**** Vorliegender Textauszug ****

Karlsruhe, Badisches Staatstheater – I MASNADIERI (DIE RÄUBER)

von Giuseppe Verdi (1813-1901), Melodramma tragico in vier Akten, Libretto: Andrea Maffei nach Schillers Drama Die Räuber
Regie: Alexander Schulin, Bühne: Christoph Sehl, Kostüme: Ursina Zürcher, Licht: Stefan Woinke
Dramaturgie: Margrit Poremba
Dirigent: Jochem Hochstenbach, Badische Staatskapelle und Badischer Staatsopernchor
Choreinstudierung: Ulrich Wagner
Solisten: Barbara Dobrzanska (Amalia), Konstantin Gorny (Massimiliano/Moser), Keith Ikaia-Purdy (Carlo/Rolla), Stefan Stoll (Francesco), Klaus Schneider (Arminio)
Besuchte Aufführung: 30. Januar 2010 (Premiere)

Kurzinhalt
karlsruhe-rauber.jpgCarlo Moor, der älteste Sohn des Grafen Massimiliano, ist nach einem Streit mit seinem Vater im wahrsten Wortsinne unter die Räuber gefallen. Noch hofft er auf eine Versöhnung mit ihm, doch sein Bruder Francesco läßt ihm eine gefälschte Nachricht im Namen des Vaters zukommen, und Carlo wird in seiner Enttäuschung zum Räuberhauptmann. Francesco muß nun nur noch den Vater aus dem Weg räumen, dann ist er endlich an der Macht. Er spielt Amalia, der Geliebten Carlos, und dem Vater die Nachricht über den vermeintlichen Tod Carlos zu und will Amalia zu seiner Maitresse machen.
Sie flieht und gerät in die Fänge der Räuber, so daß die Intrige Francescos durchschaut wird und Carlo auf Rache sinnt. Da Carlo durch seinen Schwur auf ewig an die Räuber gebunden ist, er Amalia aber ein Leben unter den Gesetzlosen nicht zumuten will, tötet er sie und stellt sich der Justiz.
Aufführung
Sobald sich der mit einem Waldmotiv bedruckte Vorhang hebt, gibt er den Blick auf ein Haus mit drei Räumen frei: Ein hohes blaues Zimmer für den Vater, eines mit vielen Pflanzen versehenes grünes Zimmer für Carlo und ein rosa erscheinendes Kinderzimmer für Francesco. Im Zentrum steht die räumliche und auch psychische Distanz der drei männlichen Protagonisten. Die Sänger des Carlo und des Massimiliano treten noch in je einer anderen Rolle auf, was einen bestimmten Aspekt in ihren Hauptpartien unterstreichen soll: Carlo ist zugleich auch Rolla und wird so zum Kämpfer, der nach Harmonie strebt; Massimiliano, als Vater scheiternd, wird als Pater Moser zum liebenden Übervater.

****

Kurze Übung 1: Geben Sie aus der Besprechung zu „I masnadieri“ den Abschnitt von „Besuchte Aufführung: 30.“ bis „seiner Maitresse machen.“ wortgetreu wieder.

**** Auszüge der Auflistung ****

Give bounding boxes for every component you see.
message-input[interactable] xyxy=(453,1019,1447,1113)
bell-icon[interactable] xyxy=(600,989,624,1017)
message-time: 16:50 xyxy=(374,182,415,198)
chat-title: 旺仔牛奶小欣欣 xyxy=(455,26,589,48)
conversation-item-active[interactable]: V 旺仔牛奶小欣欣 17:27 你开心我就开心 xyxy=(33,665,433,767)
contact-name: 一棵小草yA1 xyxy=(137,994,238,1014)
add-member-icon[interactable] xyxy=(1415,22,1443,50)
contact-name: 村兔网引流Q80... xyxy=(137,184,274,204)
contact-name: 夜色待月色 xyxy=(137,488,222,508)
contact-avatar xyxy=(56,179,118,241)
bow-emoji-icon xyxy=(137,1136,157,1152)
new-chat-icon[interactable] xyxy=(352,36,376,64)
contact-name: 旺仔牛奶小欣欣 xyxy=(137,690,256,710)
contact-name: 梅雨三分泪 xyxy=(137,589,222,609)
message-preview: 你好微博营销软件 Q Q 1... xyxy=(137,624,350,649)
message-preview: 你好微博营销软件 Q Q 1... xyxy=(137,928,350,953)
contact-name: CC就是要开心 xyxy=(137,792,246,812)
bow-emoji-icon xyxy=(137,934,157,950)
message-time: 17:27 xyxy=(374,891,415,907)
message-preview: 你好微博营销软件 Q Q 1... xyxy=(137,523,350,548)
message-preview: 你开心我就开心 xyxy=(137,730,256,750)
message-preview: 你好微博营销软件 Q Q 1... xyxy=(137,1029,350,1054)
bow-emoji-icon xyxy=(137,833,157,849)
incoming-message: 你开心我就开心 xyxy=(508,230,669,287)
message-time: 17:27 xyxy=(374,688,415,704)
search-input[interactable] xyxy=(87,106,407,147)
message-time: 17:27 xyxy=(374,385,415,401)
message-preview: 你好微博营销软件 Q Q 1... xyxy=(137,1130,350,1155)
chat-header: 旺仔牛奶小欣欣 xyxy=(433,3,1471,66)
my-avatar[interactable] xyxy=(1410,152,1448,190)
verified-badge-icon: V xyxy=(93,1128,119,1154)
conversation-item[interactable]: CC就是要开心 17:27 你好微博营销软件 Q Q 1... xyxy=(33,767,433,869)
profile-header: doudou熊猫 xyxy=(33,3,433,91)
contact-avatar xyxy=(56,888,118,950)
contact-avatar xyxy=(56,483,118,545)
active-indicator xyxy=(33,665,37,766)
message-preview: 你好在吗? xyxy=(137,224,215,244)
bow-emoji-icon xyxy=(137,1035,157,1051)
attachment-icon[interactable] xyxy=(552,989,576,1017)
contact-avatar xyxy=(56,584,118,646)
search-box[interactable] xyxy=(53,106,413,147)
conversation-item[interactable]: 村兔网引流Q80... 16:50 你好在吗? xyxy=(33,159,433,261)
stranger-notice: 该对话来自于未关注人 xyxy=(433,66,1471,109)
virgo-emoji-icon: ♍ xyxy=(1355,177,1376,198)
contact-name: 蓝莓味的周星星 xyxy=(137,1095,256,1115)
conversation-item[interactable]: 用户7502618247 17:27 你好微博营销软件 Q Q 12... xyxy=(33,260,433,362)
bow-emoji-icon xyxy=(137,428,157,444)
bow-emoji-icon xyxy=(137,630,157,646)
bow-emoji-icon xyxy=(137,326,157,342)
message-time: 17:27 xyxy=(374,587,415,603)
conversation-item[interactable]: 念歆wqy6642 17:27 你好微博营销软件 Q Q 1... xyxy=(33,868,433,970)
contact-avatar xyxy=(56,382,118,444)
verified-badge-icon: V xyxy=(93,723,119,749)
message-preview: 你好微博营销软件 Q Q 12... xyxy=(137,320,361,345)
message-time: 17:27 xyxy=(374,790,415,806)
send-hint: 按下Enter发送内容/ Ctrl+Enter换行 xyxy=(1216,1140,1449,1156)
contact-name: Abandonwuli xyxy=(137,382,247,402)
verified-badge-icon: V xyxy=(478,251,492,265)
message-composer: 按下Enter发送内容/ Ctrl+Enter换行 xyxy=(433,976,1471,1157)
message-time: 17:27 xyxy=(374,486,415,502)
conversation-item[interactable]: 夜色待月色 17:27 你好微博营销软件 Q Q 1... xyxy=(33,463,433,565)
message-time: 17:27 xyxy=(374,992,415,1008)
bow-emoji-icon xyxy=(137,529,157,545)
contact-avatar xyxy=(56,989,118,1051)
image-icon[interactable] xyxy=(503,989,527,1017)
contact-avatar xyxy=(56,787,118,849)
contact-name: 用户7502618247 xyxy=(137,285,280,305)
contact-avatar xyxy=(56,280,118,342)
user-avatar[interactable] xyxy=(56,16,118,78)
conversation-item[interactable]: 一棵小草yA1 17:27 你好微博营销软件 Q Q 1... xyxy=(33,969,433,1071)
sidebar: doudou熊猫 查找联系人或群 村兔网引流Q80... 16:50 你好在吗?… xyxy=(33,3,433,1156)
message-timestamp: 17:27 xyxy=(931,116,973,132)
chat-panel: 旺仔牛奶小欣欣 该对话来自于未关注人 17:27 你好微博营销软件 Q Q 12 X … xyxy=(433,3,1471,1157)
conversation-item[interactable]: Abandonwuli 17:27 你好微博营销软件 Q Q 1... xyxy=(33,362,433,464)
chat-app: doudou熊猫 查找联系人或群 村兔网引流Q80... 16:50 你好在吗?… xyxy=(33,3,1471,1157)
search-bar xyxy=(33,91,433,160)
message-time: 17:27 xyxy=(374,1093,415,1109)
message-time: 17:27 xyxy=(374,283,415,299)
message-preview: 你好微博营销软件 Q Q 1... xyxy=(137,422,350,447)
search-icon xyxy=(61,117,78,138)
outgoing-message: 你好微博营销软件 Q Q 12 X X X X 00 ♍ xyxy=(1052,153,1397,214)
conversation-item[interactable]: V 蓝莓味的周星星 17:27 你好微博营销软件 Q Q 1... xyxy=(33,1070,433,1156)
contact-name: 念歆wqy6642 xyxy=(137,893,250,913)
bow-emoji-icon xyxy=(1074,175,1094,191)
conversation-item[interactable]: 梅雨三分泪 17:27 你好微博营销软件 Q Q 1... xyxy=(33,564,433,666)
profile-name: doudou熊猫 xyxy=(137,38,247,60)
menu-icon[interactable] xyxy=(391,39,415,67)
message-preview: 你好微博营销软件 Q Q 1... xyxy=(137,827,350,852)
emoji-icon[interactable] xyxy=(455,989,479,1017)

****

Kurze Übung 2: Schreiben Sie aus der Auflistung die Zeilen vom Anfang bis einschließlich der Zeile mit „new-chat-icon[interactable] xyxy=(352,36,376,64)“ unverändert ab.

Schriftliche Antwort 1:
Besuchte Aufführung: 30. Januar 2010 (Premiere)

Kurzinhalt
karlsruhe-rauber.jpgCarlo Moor, der älteste Sohn des Grafen Massimiliano, ist nach einem Streit mit seinem Vater im wahrsten Wortsinne unter die Räuber gefallen. Noch hofft er auf eine Versöhnung mit ihm, doch sein Bruder Francesco läßt ihm eine gefälschte Nachricht im Namen des Vaters zukommen, und Carlo wird in seiner Enttäuschung zum Räuberhauptmann. Francesco muß nun nur noch den Vater aus dem Weg räumen, dann ist er endlich an der Macht. Er spielt Amalia, der Geliebten Carlos, und dem Vater die Nachricht über den vermeintlichen Tod Carlos zu und will Amalia zu seiner Maitresse machen.

Schriftliche Antwort 2:
Give bounding boxes for every component you see.
message-input[interactable] xyxy=(453,1019,1447,1113)
bell-icon[interactable] xyxy=(600,989,624,1017)
message-time: 16:50 xyxy=(374,182,415,198)
chat-title: 旺仔牛奶小欣欣 xyxy=(455,26,589,48)
conversation-item-active[interactable]: V 旺仔牛奶小欣欣 17:27 你开心我就开心 xyxy=(33,665,433,767)
contact-name: 一棵小草yA1 xyxy=(137,994,238,1014)
add-member-icon[interactable] xyxy=(1415,22,1443,50)
contact-name: 村兔网引流Q80... xyxy=(137,184,274,204)
contact-name: 夜色待月色 xyxy=(137,488,222,508)
contact-avatar xyxy=(56,179,118,241)
bow-emoji-icon xyxy=(137,1136,157,1152)
new-chat-icon[interactable] xyxy=(352,36,376,64)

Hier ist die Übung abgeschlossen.